* _Records provided_:
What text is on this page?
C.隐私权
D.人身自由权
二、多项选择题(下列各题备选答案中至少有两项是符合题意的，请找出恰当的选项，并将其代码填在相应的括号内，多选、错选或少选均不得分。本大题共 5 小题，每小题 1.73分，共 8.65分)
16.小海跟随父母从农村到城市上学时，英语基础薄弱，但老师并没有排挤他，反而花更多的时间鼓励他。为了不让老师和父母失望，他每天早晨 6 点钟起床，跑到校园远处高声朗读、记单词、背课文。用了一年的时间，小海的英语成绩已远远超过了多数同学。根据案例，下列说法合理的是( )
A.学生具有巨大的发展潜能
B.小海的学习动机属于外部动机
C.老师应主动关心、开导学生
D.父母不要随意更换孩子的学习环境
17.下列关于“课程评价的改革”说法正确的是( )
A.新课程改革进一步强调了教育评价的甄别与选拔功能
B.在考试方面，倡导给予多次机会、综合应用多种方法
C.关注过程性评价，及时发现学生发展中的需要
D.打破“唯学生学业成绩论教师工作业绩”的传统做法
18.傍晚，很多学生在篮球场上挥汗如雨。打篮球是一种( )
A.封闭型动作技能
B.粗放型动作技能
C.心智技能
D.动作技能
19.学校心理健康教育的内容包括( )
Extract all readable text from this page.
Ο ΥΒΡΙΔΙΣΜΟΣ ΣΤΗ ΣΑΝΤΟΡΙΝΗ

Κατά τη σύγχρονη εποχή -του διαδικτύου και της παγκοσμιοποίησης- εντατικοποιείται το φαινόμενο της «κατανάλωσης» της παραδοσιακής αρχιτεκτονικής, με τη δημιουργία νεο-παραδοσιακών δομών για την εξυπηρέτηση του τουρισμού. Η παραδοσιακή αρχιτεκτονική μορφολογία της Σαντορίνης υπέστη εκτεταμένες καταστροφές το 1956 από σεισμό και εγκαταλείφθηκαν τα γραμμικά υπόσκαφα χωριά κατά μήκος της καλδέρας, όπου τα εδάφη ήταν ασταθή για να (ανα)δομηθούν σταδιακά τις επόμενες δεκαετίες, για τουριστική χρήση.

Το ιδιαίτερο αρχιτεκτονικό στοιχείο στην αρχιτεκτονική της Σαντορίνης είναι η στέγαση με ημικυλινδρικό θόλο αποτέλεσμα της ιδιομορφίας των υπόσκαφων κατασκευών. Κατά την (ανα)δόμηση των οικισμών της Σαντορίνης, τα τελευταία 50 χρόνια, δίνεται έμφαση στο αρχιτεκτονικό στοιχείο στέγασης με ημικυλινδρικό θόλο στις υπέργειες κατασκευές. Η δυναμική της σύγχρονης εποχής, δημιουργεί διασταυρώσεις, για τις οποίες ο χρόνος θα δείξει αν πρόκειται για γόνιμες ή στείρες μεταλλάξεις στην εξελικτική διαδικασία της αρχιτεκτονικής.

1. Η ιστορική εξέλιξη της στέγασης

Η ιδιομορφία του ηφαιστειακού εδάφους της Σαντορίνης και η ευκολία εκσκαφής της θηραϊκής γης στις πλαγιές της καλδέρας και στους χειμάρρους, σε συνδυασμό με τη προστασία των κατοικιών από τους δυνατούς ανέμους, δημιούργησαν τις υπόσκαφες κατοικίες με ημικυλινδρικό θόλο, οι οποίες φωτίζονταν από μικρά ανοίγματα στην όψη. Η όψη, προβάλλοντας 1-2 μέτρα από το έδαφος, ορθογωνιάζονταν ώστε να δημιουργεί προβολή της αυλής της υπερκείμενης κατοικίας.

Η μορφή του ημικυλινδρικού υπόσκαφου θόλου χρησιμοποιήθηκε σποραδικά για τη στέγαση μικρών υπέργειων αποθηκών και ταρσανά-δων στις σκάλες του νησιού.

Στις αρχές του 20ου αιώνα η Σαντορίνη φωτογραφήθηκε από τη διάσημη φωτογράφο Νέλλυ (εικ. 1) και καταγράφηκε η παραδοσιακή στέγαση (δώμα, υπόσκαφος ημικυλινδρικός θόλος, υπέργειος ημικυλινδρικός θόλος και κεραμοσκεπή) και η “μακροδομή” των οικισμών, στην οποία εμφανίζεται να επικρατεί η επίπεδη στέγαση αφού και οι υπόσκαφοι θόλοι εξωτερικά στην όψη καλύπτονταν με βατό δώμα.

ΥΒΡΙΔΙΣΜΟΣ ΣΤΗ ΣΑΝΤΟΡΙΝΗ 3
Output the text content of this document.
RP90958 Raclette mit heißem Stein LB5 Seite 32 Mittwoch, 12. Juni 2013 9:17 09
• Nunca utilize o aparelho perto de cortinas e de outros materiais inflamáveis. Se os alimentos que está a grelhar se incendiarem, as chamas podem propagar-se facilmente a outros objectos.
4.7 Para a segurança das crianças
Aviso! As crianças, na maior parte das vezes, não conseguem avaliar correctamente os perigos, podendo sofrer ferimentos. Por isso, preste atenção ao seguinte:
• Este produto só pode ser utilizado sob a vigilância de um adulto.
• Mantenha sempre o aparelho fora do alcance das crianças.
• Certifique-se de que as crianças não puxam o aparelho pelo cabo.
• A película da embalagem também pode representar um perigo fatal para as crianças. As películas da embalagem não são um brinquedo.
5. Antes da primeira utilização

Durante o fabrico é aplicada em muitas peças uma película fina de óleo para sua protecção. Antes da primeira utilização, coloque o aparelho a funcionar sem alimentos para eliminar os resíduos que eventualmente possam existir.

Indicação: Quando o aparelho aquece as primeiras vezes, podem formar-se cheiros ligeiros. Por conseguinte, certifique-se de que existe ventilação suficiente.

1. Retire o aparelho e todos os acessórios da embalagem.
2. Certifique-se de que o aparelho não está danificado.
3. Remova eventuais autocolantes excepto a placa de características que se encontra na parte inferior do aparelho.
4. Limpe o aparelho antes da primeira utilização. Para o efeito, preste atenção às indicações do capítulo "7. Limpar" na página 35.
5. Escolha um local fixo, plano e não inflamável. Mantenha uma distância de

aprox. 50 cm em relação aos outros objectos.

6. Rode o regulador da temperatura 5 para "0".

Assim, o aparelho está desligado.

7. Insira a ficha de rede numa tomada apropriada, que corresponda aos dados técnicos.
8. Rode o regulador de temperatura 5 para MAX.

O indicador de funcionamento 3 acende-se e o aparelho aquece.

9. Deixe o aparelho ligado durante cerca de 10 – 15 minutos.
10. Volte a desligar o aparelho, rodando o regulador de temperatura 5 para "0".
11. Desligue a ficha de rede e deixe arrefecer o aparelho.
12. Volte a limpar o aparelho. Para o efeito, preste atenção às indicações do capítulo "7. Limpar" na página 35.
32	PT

* _Written task_: All of the material above needs to be copied exactly.

* _Task solution_:
What text is on this page?
C.隐私权
D.人身自由权
二、多项选择题(下列各题备选答案中至少有两项是符合题意的，请找出恰当的选项，并将其代码填在相应的括号内，多选、错选或少选均不得分。本大题共 5 小题，每小题 1.73分，共 8.65分)
16.小海跟随父母从农村到城市上学时，英语基础薄弱，但老师并没有排挤他，反而花更多的时间鼓励他。为了不让老师和父母失望，他每天早晨 6 点钟起床，跑到校园远处高声朗读、记单词、背课文。用了一年的时间，小海的英语成绩已远远超过了多数同学。根据案例，下列说法合理的是( )
A.学生具有巨大的发展潜能
B.小海的学习动机属于外部动机
C.老师应主动关心、开导学生
D.父母不要随意更换孩子的学习环境
17.下列关于“课程评价的改革”说法正确的是( )
A.新课程改革进一步强调了教育评价的甄别与选拔功能
B.在考试方面，倡导给予多次机会、综合应用多种方法
C.关注过程性评价，及时发现学生发展中的需要
D.打破“唯学生学业成绩论教师工作业绩”的传统做法
18.傍晚，很多学生在篮球场上挥汗如雨。打篮球是一种( )
A.封闭型动作技能
B.粗放型动作技能
C.心智技能
D.动作技能
19.学校心理健康教育的内容包括( )
Extract all readable text from this page.
Ο ΥΒΡΙΔΙΣΜΟΣ ΣΤΗ ΣΑΝΤΟΡΙΝΗ

Κατά τη σύγχρονη εποχή -του διαδικτύου και της παγκοσμιοποίησης- εντατικοποιείται το φαινόμενο της «κατανάλωσης» της παραδοσιακής αρχιτεκτονικής, με τη δημιουργία νεο-παραδοσιακών δομών για την εξυπηρέτηση του τουρισμού. Η παραδοσιακή αρχιτεκτονική μορφολογία της Σαντορίνης υπέστη εκτεταμένες καταστροφές το 1956 από σεισμό και εγκαταλείφθηκαν τα γραμμικά υπόσκαφα χωριά κατά μήκος της καλδέρας, όπου τα εδάφη ήταν ασταθή για να (ανα)δομηθούν σταδιακά τις επόμενες δεκαετίες, για τουριστική χρήση.

Το ιδιαίτερο αρχιτεκτονικό στοιχείο στην αρχιτεκτονική της Σαντορίνης είναι η στέγαση με ημικυλινδρικό θόλο αποτέλεσμα της ιδιομορφίας των υπόσκαφων κατασκευών. Κατά την (ανα)δόμηση των οικισμών της Σαντορίνης, τα τελευταία 50 χρόνια, δίνεται έμφαση στο αρχιτεκτονικό στοιχείο στέγασης με ημικυλινδρικό θόλο στις υπέργειες κατασκευές. Η δυναμική της σύγχρονης εποχής, δημιουργεί διασταυρώσεις, για τις οποίες ο χρόνος θα δείξει αν πρόκειται για γόνιμες ή στείρες μεταλλάξεις στην εξελικτική διαδικασία της αρχιτεκτονικής.

1. Η ιστορική εξέλιξη της στέγασης

Η ιδιομορφία του ηφαιστειακού εδάφους της Σαντορίνης και η ευκολία εκσκαφής της θηραϊκής γης στις πλαγιές της καλδέρας και στους χειμάρρους, σε συνδυασμό με τη προστασία των κατοικιών από τους δυνατούς ανέμους, δημιούργησαν τις υπόσκαφες κατοικίες με ημικυλινδρικό θόλο, οι οποίες φωτίζονταν από μικρά ανοίγματα στην όψη. Η όψη, προβάλλοντας 1-2 μέτρα από το έδαφος, ορθογωνιάζονταν ώστε να δημιουργεί προβολή της αυλής της υπερκείμενης κατοικίας.

Η μορφή του ημικυλινδρικού υπόσκαφου θόλου χρησιμοποιήθηκε σποραδικά για τη στέγαση μικρών υπέργειων αποθηκών και ταρσανά-δων στις σκάλες του νησιού.

Στις αρχές του 20ου αιώνα η Σαντορίνη φωτογραφήθηκε από τη διάσημη φωτογράφο Νέλλυ (εικ. 1) και καταγράφηκε η παραδοσιακή στέγαση (δώμα, υπόσκαφος ημικυλινδρικός θόλος, υπέργειος ημικυλινδρικός θόλος και κεραμοσκεπή) και η “μακροδομή” των οικισμών, στην οποία εμφανίζεται να επικρατεί η επίπεδη στέγαση αφού και οι υπόσκαφοι θόλοι εξωτερικά στην όψη καλύπτονταν με βατό δώμα.

ΥΒΡΙΔΙΣΜΟΣ ΣΤΗ ΣΑΝΤΟΡΙΝΗ 3
Output the text content of this document.
RP90958 Raclette mit heißem Stein LB5 Seite 32 Mittwoch, 12. Juni 2013 9:17 09
• Nunca utilize o aparelho perto de cortinas e de outros materiais inflamáveis. Se os alimentos que está a grelhar se incendiarem, as chamas podem propagar-se facilmente a outros objectos.
4.7 Para a segurança das crianças
Aviso! As crianças, na maior parte das vezes, não conseguem avaliar correctamente os perigos, podendo sofrer ferimentos. Por isso, preste atenção ao seguinte:
• Este produto só pode ser utilizado sob a vigilância de um adulto.
• Mantenha sempre o aparelho fora do alcance das crianças.
• Certifique-se de que as crianças não puxam o aparelho pelo cabo.
• A película da embalagem também pode representar um perigo fatal para as crianças. As películas da embalagem não são um brinquedo.
5. Antes da primeira utilização

Durante o fabrico é aplicada em muitas peças uma película fina de óleo para sua protecção. Antes da primeira utilização, coloque o aparelho a funcionar sem alimentos para eliminar os resíduos que eventualmente possam existir.

Indicação: Quando o aparelho aquece as primeiras vezes, podem formar-se cheiros ligeiros. Por conseguinte, certifique-se de que existe ventilação suficiente.

1. Retire o aparelho e todos os acessórios da embalagem.
2. Certifique-se de que o aparelho não está danificado.
3. Remova eventuais autocolantes excepto a placa de características que se encontra na parte inferior do aparelho.
4. Limpe o aparelho antes da primeira utilização. Para o efeito, preste atenção às indicações do capítulo "7. Limpar" na página 35.
5. Escolha um local fixo, plano e não inflamável. Mantenha uma distância de

aprox. 50 cm em relação aos outros objectos.

6. Rode o regulador da temperatura 5 para "0".

Assim, o aparelho está desligado.

7. Insira a ficha de rede numa tomada apropriada, que corresponda aos dados técnicos.
8. Rode o regulador de temperatura 5 para MAX.

O indicador de funcionamento 3 acende-se e o aparelho aquece.

9. Deixe o aparelho ligado durante cerca de 10 – 15 minutos.
10. Volte a desligar o aparelho, rodando o regulador de temperatura 5 para "0".
11. Desligue a ficha de rede e deixe arrefecer o aparelho.
12. Volte a limpar o aparelho. Para o efeito, preste atenção às indicações do capítulo "7. Limpar" na página 35.
32	PT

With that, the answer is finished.